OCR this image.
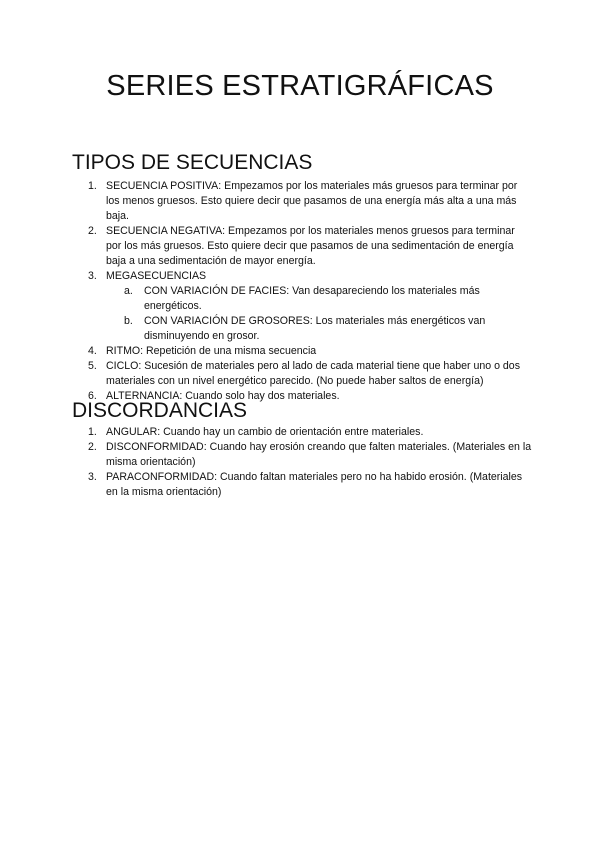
SERIES ESTRATIGRÁFICAS
TIPOS DE SECUENCIAS
1. SECUENCIA POSITIVA: Empezamos por los materiales más gruesos para terminar por los menos gruesos. Esto quiere decir que pasamos de una energía más alta a una más baja.
2. SECUENCIA NEGATIVA: Empezamos por los materiales menos gruesos para terminar por los más gruesos. Esto quiere decir que pasamos de una sedimentación de energía baja a una sedimentación de mayor energía.
3. MEGASECUENCIAS
a. CON VARIACIÓN DE FACIES: Van desapareciendo los materiales más energéticos.
b. CON VARIACIÓN DE GROSORES: Los materiales más energéticos van disminuyendo en grosor.
4. RITMO: Repetición de una misma secuencia
5. CICLO: Sucesión de materiales pero al lado de cada material tiene que haber uno o dos materiales con un nivel energético parecido. (No puede haber saltos de energía)
6. ALTERNANCIA: Cuando solo hay dos materiales.
DISCORDANCIAS
1. ANGULAR: Cuando hay un cambio de orientación entre materiales.
2. DISCONFORMIDAD: Cuando hay erosión creando que falten materiales. (Materiales en la misma orientación)
3. PARACONFORMIDAD: Cuando faltan materiales pero no ha habido erosión. (Materiales en la misma orientación)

++++

▸ Goal of the exercise:
Determine how many lines of the entries above carry the string "energéticos", and give that number alone.

▸ Response for this exercise:
2